* **Written instruction**: Could you write out, word for word, the stretch of the Tampa travel guide from "Back on dry" through "with real crab."?

## begin Text section

No trip to Tampa is complete without a taste of its greatest culinary export: the Cuban sandwich. Start your day with chef Felicia Lacalle’s A.M. version (topped with fried eggs and guava-glazed pork belly) at Hemingway’s, in the Heights Public Market, a new food hall inside Armature Works, a cavernous 1910 streetcar warehouse.

Work off the pork belly on the Tampa Riverwalk, a pedestrian and bike path along the Hillsborough River. Cross the Kennedy Boulevard bridge to the University of Tampa campus, which is known for its iconic Moorish Revival minarets (pictured), and then duck into The Shop at Oxford Exchange, a chic lifestyle boutique in 19th-century stables.
The first phase of the Water Street development is the new Sparkman Wharf, where the city’s top chefs serve quick bites out of rainbow shipping containers. After a brisk game of shuffleboard— Florida’s official sport?—order piri piri Key West pink shrimp at Edison’s Swigamajig and raw Cedar Key oysters, from just up the Gulf coast, at Boat Run Oyster Company.

Spend an afternoon on the water with eBoats Tampa, which rents out eco-friendly, electric boats that drive as easy as golf carts. They’re so quiet that bottlenose dolphins and manatees will often swim up to investigate.


Back on dry land, hop the free streetcar to Ybor City, which once ranked as the world cigar-making capital and is still home to a slew of storefront tobacco shops. Stop into Coppertail Brewing Co. for a distinctly South Florida brew, such as the Guava Pastelitos Berliner Weisse or Captain Jack’s Stone Crab Stout, infused with real crab.

Dinner is a 10-minute drive away, in up-and-coming Seminole Heights, where strip malls hide inventive bars and restaurants like Rooster & the Till. The kitchen here works magic with local seafood— especially unexpected cuts such as Vietnamese-style cobia collar (pictured), swordfish belly crudo, and chicken-fried grouper cheeks and throats.
Head back downtown to the Le Méridien Tampa, a hotel in the 1905 former federal courthouse and post office, and follow the glow of the uplit Corinthian columns to your room. Drift off content that you knew this future rock- star of a city before it got big.

## end Text section
## begin Supplied information

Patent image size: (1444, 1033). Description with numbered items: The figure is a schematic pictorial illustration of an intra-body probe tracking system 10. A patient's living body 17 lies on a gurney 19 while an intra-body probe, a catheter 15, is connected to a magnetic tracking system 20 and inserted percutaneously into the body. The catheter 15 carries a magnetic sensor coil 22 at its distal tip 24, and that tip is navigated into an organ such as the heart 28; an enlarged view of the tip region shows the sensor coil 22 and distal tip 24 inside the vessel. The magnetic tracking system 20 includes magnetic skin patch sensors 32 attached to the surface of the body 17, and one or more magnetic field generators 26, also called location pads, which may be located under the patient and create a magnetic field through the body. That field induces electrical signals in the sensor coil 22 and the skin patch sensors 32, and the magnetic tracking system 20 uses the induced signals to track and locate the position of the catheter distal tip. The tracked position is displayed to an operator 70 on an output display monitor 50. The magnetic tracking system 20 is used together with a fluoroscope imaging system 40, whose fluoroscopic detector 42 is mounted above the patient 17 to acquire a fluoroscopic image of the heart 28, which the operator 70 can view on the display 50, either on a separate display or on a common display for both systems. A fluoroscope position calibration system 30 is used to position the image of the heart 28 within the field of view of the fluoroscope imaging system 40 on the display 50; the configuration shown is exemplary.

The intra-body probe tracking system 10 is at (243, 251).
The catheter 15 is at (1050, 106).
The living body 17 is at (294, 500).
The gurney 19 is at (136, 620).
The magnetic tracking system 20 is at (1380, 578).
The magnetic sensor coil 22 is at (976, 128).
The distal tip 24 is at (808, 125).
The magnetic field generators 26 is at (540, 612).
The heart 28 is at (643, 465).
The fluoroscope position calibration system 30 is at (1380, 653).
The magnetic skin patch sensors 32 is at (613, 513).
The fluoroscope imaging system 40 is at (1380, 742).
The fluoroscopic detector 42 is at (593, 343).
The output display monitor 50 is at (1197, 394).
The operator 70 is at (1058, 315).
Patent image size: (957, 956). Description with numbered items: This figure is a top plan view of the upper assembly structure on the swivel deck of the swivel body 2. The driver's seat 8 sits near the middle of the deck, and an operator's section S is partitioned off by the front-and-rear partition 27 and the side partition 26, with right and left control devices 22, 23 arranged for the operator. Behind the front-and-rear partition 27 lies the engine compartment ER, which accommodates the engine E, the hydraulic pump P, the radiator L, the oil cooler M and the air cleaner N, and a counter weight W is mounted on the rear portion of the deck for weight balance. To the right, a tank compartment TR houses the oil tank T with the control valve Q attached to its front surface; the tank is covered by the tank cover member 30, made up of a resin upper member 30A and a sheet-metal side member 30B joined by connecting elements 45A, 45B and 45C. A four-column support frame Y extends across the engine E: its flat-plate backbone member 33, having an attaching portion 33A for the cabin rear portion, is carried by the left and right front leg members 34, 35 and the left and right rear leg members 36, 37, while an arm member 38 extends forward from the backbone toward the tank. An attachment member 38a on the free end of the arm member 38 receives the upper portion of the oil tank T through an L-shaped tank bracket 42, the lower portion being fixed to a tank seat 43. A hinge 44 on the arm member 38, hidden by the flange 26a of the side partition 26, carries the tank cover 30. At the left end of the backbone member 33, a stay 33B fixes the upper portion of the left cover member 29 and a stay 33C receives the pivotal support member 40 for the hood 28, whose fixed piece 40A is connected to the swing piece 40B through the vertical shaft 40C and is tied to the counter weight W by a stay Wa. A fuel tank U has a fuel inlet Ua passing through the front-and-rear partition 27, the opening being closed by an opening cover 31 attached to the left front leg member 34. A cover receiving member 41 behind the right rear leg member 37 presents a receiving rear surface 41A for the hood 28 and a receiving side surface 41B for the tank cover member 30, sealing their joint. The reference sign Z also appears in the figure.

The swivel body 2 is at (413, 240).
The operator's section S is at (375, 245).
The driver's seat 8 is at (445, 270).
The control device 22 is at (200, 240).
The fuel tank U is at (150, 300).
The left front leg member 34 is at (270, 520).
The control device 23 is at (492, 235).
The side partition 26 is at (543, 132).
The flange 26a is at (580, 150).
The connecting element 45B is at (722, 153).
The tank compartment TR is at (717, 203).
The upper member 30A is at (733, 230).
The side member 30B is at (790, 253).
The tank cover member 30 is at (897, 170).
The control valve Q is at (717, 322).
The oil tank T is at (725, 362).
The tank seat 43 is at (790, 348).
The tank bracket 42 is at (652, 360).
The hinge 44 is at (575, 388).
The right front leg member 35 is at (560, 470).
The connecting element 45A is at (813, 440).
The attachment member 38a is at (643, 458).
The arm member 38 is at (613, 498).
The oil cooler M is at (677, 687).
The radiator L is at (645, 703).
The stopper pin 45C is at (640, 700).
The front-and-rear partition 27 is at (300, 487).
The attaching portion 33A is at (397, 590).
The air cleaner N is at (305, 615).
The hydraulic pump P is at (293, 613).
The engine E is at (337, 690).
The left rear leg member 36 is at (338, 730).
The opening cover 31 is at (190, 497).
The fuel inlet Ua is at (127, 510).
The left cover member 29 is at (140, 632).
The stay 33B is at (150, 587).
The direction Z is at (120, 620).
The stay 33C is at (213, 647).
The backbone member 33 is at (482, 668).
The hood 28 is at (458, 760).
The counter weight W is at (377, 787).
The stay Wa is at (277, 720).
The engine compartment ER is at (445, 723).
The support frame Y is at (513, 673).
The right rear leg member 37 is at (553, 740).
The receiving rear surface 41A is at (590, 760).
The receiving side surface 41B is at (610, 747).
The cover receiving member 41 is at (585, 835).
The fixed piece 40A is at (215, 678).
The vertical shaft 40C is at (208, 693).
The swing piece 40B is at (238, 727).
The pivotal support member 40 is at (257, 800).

## end Supplied information

* **Exercise response**:
Back on dry land, hop the free streetcar to Ybor City, which once ranked as the world cigar-making capital and is still home to a slew of storefront tobacco shops. Stop into Coppertail Brewing Co. for a distinctly South Florida brew, such as the Guava Pastelitos Berliner Weisse or Captain Jack’s Stone Crab Stout, infused with real crab.